Collected data entries:
-- START --

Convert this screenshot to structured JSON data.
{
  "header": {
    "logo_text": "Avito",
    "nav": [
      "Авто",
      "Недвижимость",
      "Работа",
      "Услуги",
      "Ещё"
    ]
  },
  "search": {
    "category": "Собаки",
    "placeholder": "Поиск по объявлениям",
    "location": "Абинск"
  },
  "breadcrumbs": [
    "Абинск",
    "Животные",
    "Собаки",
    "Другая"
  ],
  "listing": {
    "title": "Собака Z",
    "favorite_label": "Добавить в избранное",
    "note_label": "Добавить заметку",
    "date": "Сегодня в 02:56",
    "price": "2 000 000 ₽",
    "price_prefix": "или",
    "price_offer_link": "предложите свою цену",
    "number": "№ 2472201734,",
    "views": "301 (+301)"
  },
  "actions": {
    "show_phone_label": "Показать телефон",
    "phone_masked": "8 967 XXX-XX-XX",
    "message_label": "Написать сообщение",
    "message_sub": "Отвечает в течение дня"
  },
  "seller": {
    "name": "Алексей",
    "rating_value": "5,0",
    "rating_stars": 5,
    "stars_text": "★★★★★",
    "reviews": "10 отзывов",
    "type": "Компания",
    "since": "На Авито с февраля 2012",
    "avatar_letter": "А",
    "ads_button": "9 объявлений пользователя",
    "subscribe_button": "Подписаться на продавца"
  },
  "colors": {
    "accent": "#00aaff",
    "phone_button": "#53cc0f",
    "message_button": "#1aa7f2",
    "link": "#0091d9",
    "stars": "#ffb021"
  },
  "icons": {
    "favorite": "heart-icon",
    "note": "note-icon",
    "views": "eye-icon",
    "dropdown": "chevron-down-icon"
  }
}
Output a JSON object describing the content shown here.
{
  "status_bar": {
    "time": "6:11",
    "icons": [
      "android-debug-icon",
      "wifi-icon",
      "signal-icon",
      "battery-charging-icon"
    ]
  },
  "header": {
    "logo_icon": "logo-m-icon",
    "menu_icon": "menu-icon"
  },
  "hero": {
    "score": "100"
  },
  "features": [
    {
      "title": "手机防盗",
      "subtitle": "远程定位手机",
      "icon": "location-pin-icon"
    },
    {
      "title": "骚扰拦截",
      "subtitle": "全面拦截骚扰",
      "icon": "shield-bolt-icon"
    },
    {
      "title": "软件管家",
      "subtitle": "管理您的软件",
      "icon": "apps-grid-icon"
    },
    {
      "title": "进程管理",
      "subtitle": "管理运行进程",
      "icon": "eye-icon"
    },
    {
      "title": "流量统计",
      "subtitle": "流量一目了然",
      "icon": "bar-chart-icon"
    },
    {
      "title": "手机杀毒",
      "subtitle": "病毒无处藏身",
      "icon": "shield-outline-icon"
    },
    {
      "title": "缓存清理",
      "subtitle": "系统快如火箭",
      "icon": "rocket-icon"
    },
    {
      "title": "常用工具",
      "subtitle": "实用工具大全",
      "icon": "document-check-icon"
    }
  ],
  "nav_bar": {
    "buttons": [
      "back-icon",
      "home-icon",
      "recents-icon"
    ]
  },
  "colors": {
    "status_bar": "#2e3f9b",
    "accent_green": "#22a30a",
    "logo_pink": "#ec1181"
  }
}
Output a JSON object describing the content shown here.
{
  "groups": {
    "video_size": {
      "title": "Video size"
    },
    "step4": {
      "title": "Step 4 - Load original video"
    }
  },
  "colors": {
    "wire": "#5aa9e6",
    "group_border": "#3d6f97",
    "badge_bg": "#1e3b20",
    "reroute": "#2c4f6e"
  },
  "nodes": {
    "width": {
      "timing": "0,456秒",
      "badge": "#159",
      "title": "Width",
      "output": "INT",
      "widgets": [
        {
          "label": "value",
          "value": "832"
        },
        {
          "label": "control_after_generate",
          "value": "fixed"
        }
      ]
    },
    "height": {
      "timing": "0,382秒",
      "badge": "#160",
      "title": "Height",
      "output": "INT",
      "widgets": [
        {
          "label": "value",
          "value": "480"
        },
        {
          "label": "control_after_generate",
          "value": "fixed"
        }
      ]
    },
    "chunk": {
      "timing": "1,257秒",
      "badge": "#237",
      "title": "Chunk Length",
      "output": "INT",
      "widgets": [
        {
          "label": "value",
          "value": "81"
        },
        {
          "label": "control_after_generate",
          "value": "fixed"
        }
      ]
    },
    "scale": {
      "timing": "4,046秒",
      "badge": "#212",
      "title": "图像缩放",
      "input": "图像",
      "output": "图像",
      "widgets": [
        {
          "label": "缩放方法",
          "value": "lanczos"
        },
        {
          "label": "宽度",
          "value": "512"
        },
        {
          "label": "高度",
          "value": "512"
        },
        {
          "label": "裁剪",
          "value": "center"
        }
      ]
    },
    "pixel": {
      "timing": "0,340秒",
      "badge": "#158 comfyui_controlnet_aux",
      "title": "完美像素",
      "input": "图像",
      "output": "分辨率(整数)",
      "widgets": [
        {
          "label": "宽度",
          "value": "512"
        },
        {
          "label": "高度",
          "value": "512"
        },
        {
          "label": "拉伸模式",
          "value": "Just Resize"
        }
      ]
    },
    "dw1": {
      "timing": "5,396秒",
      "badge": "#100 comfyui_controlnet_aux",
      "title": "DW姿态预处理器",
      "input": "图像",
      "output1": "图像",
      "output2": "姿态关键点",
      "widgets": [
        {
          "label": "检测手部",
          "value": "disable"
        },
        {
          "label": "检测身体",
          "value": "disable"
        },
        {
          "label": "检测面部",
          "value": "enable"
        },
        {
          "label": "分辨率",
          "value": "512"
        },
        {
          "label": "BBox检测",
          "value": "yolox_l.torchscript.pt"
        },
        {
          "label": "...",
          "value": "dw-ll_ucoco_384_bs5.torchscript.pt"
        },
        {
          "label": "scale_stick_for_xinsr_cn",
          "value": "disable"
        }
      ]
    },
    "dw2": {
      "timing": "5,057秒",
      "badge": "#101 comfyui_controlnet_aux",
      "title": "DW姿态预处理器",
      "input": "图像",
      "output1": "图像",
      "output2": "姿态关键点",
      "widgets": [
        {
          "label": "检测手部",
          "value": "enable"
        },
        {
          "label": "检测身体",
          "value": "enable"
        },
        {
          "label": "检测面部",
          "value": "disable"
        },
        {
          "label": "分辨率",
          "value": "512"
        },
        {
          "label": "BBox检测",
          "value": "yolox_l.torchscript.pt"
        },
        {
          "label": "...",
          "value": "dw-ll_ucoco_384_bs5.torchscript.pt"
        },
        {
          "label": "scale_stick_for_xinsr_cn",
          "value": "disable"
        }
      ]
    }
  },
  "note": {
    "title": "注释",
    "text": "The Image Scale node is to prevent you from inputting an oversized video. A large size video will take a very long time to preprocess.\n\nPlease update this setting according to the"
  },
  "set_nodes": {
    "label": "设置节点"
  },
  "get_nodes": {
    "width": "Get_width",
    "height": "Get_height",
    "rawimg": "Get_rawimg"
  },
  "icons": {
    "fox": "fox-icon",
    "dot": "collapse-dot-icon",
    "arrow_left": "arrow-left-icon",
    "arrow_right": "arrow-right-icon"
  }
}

-- END --

WHAT IS REQUIRED:
Reproduce the complete set of lines precisely as supplied.

SOLVED EXERCISE:
Convert this screenshot to structured JSON data.
{
  "header": {
    "logo_text": "Avito",
    "nav": [
      "Авто",
      "Недвижимость",
      "Работа",
      "Услуги",
      "Ещё"
    ]
  },
  "search": {
    "category": "Собаки",
    "placeholder": "Поиск по объявлениям",
    "location": "Абинск"
  },
  "breadcrumbs": [
    "Абинск",
    "Животные",
    "Собаки",
    "Другая"
  ],
  "listing": {
    "title": "Собака Z",
    "favorite_label": "Добавить в избранное",
    "note_label": "Добавить заметку",
    "date": "Сегодня в 02:56",
    "price": "2 000 000 ₽",
    "price_prefix": "или",
    "price_offer_link": "предложите свою цену",
    "number": "№ 2472201734,",
    "views": "301 (+301)"
  },
  "actions": {
    "show_phone_label": "Показать телефон",
    "phone_masked": "8 967 XXX-XX-XX",
    "message_label": "Написать сообщение",
    "message_sub": "Отвечает в течение дня"
  },
  "seller": {
    "name": "Алексей",
    "rating_value": "5,0",
    "rating_stars": 5,
    "stars_text": "★★★★★",
    "reviews": "10 отзывов",
    "type": "Компания",
    "since": "На Авито с февраля 2012",
    "avatar_letter": "А",
    "ads_button": "9 объявлений пользователя",
    "subscribe_button": "Подписаться на продавца"
  },
  "colors": {
    "accent": "#00aaff",
    "phone_button": "#53cc0f",
    "message_button": "#1aa7f2",
    "link": "#0091d9",
    "stars": "#ffb021"
  },
  "icons": {
    "favorite": "heart-icon",
    "note": "note-icon",
    "views": "eye-icon",
    "dropdown": "chevron-down-icon"
  }
}
Output a JSON object describing the content shown here.
{
  "status_bar": {
    "time": "6:11",
    "icons": [
      "android-debug-icon",
      "wifi-icon",
      "signal-icon",
      "battery-charging-icon"
    ]
  },
  "header": {
    "logo_icon": "logo-m-icon",
    "menu_icon": "menu-icon"
  },
  "hero": {
    "score": "100"
  },
  "features": [
    {
      "title": "手机防盗",
      "subtitle": "远程定位手机",
      "icon": "location-pin-icon"
    },
    {
      "title": "骚扰拦截",
      "subtitle": "全面拦截骚扰",
      "icon": "shield-bolt-icon"
    },
    {
      "title": "软件管家",
      "subtitle": "管理您的软件",
      "icon": "apps-grid-icon"
    },
    {
      "title": "进程管理",
      "subtitle": "管理运行进程",
      "icon": "eye-icon"
    },
    {
      "title": "流量统计",
      "subtitle": "流量一目了然",
      "icon": "bar-chart-icon"
    },
    {
      "title": "手机杀毒",
      "subtitle": "病毒无处藏身",
      "icon": "shield-outline-icon"
    },
    {
      "title": "缓存清理",
      "subtitle": "系统快如火箭",
      "icon": "rocket-icon"
    },
    {
      "title": "常用工具",
      "subtitle": "实用工具大全",
      "icon": "document-check-icon"
    }
  ],
  "nav_bar": {
    "buttons": [
      "back-icon",
      "home-icon",
      "recents-icon"
    ]
  },
  "colors": {
    "status_bar": "#2e3f9b",
    "accent_green": "#22a30a",
    "logo_pink": "#ec1181"
  }
}
Output a JSON object describing the content shown here.
{
  "groups": {
    "video_size": {
      "title": "Video size"
    },
    "step4": {
      "title": "Step 4 - Load original video"
    }
  },
  "colors": {
    "wire": "#5aa9e6",
    "group_border": "#3d6f97",
    "badge_bg": "#1e3b20",
    "reroute": "#2c4f6e"
  },
  "nodes": {
    "width": {
      "timing": "0,456秒",
      "badge": "#159",
      "title": "Width",
      "output": "INT",
      "widgets": [
        {
          "label": "value",
          "value": "832"
        },
        {
          "label": "control_after_generate",
          "value": "fixed"
        }
      ]
    },
    "height": {
      "timing": "0,382秒",
      "badge": "#160",
      "title": "Height",
      "output": "INT",
      "widgets": [
        {
          "label": "value",
          "value": "480"
        },
        {
          "label": "control_after_generate",
          "value": "fixed"
        }
      ]
    },
    "chunk": {
      "timing": "1,257秒",
      "badge": "#237",
      "title": "Chunk Length",
      "output": "INT",
      "widgets": [
        {
          "label": "value",
          "value": "81"
        },
        {
          "label": "control_after_generate",
          "value": "fixed"
        }
      ]
    },
    "scale": {
      "timing": "4,046秒",
      "badge": "#212",
      "title": "图像缩放",
      "input": "图像",
      "output": "图像",
      "widgets": [
        {
          "label": "缩放方法",
          "value": "lanczos"
        },
        {
          "label": "宽度",
          "value": "512"
        },
        {
          "label": "高度",
          "value": "512"
        },
        {
          "label": "裁剪",
          "value": "center"
        }
      ]
    },
    "pixel": {
      "timing": "0,340秒",
      "badge": "#158 comfyui_controlnet_aux",
      "title": "完美像素",
      "input": "图像",
      "output": "分辨率(整数)",
      "widgets": [
        {
          "label": "宽度",
          "value": "512"
        },
        {
          "label": "高度",
          "value": "512"
        },
        {
          "label": "拉伸模式",
          "value": "Just Resize"
        }
      ]
    },
    "dw1": {
      "timing": "5,396秒",
      "badge": "#100 comfyui_controlnet_aux",
      "title": "DW姿态预处理器",
      "input": "图像",
      "output1": "图像",
      "output2": "姿态关键点",
      "widgets": [
        {
          "label": "检测手部",
          "value": "disable"
        },
        {
          "label": "检测身体",
          "value": "disable"
        },
        {
          "label": "检测面部",
          "value": "enable"
        },
        {
          "label": "分辨率",
          "value": "512"
        },
        {
          "label": "BBox检测",
          "value": "yolox_l.torchscript.pt"
        },
        {
          "label": "...",
          "value": "dw-ll_ucoco_384_bs5.torchscript.pt"
        },
        {
          "label": "scale_stick_for_xinsr_cn",
          "value": "disable"
        }
      ]
    },
    "dw2": {
      "timing": "5,057秒",
      "badge": "#101 comfyui_controlnet_aux",
      "title": "DW姿态预处理器",
      "input": "图像",
      "output1": "图像",
      "output2": "姿态关键点",
      "widgets": [
        {
          "label": "检测手部",
          "value": "enable"
        },
        {
          "label": "检测身体",
          "value": "enable"
        },
        {
          "label": "检测面部",
          "value": "disable"
        },
        {
          "label": "分辨率",
          "value": "512"
        },
        {
          "label": "BBox检测",
          "value": "yolox_l.torchscript.pt"
        },
        {
          "label": "...",
          "value": "dw-ll_ucoco_384_bs5.torchscript.pt"
        },
        {
          "label": "scale_stick_for_xinsr_cn",
          "value": "disable"
        }
      ]
    }
  },
  "note": {
    "title": "注释",
    "text": "The Image Scale node is to prevent you from inputting an oversized video. A large size video will take a very long time to preprocess.\n\nPlease update this setting according to the"
  },
  "set_nodes": {
    "label": "设置节点"
  },
  "get_nodes": {
    "width": "Get_width",
    "height": "Get_height",
    "rawimg": "Get_rawimg"
  },
  "icons": {
    "fox": "fox-icon",
    "dot": "collapse-dot-icon",
    "arrow_left": "arrow-left-icon",
    "arrow_right": "arrow-right-icon"
  }
}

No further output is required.